Figure contents as structured data:
-*-*-

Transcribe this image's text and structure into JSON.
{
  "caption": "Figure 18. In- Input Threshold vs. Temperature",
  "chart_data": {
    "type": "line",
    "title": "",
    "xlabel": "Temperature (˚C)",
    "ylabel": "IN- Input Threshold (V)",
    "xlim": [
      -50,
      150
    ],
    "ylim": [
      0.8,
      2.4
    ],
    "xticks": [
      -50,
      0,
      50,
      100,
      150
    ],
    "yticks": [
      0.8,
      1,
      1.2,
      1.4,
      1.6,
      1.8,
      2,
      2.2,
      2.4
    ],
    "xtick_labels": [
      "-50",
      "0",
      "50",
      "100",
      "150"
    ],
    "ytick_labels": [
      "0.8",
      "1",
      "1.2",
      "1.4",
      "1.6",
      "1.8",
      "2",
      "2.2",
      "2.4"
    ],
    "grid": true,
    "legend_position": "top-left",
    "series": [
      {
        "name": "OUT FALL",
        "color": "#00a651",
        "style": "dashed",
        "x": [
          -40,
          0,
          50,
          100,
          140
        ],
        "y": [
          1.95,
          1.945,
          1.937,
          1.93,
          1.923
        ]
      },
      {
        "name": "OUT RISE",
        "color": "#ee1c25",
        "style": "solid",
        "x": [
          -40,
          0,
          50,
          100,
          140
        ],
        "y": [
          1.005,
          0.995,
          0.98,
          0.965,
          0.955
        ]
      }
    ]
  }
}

-*-*-

--- Stated problem ---
Give the complete listing a second time, exactly as it reads.

--- Solved exercise ---
Transcribe this image's text and structure into JSON.
{
  "caption": "Figure 18. In- Input Threshold vs. Temperature",
  "chart_data": {
    "type": "line",
    "title": "",
    "xlabel": "Temperature (˚C)",
    "ylabel": "IN- Input Threshold (V)",
    "xlim": [
      -50,
      150
    ],
    "ylim": [
      0.8,
      2.4
    ],
    "xticks": [
      -50,
      0,
      50,
      100,
      150
    ],
    "yticks": [
      0.8,
      1,
      1.2,
      1.4,
      1.6,
      1.8,
      2,
      2.2,
      2.4
    ],
    "xtick_labels": [
      "-50",
      "0",
      "50",
      "100",
      "150"
    ],
    "ytick_labels": [
      "0.8",
      "1",
      "1.2",
      "1.4",
      "1.6",
      "1.8",
      "2",
      "2.2",
      "2.4"
    ],
    "grid": true,
    "legend_position": "top-left",
    "series": [
      {
        "name": "OUT FALL",
        "color": "#00a651",
        "style": "dashed",
        "x": [
          -40,
          0,
          50,
          100,
          140
        ],
        "y": [
          1.95,
          1.945,
          1.937,
          1.93,
          1.923
        ]
      },
      {
        "name": "OUT RISE",
        "color": "#ee1c25",
        "style": "solid",
        "x": [
          -40,
          0,
          50,
          100,
          140
        ],
        "y": [
          1.005,
          0.995,
          0.98,
          0.965,
          0.955
        ]
      }
    ]
  }
}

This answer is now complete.